───── Document ─────

Des blessures jamais pansées
J’ai connu tant de personnes, françaises et algériennes qui ont vécu cette histoire d’amour ratée et tragique, qui en ont souffert, qui en ont été les protagonistes, les acteurs, les victimes, qui ne s’en sont pas remises que je ne me hasarderai pas à faire une analyse du gâchis. Jamais je n’ai ressenti autant de passion dans les témoignages que j’ai entendus.
Les blessures n’ont jamais été pansées, ni d’un côté, ni de l’autre.
Ce n’est pas un hasard si les bons films et les bons livres sont rares sur cette tragique histoire d’amour, ce n’est pas un hasard si dans les hôpitaux français, ce sont avec les Algériens que les relations sont les plus dures : des relations d’amants blessés au plus profond d’eux-même.
Ces trois départements français que la France n’a jamais traité comme des départements!
Ces départements français, ont un point commun avec la Nouvelle Calédonie, ils ont été peuplés de Français « transportés » comme on disait au lieu de dire déportés, en 1848 et en 1870 parce qu’ils défendaient la république contre le despotisme
En vendant ma collection de revues anciennes, j’ai gardé celles qui concernaient l’Algérie, en particulier celles de 1930 et j’ai décidé de faire juste une « revue de presse », sans commentaire…à mourir de rire ou à pleurer.

───── Extrait des données ─────

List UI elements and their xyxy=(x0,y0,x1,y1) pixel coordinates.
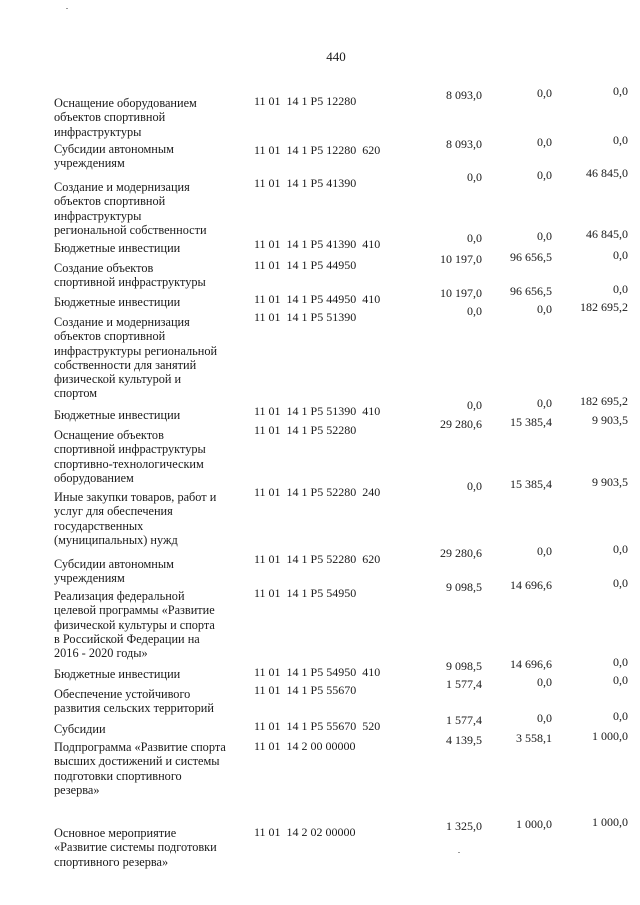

─────

Consignes
1. D'après le texte sur l'Algérie, en quelles années des Français ont-ils été « transportés » ?
2. Recopiez à l'identique le passage du texte sur l'Algérie qui va de « Ce n’est pas un hasard si les » jusqu'à « comme des départements! ».

Réponses aux consignes
1. En 1848 et en 1870.

2.
Ce n’est pas un hasard si les bons films et les bons livres sont rares sur cette tragique histoire d’amour, ce n’est pas un hasard si dans les hôpitaux français, ce sont avec les Algériens que les relations sont les plus dures : des relations d’amants blessés au plus profond d’eux-même.
Ces trois départements français que la France n’a jamais traité comme des départements!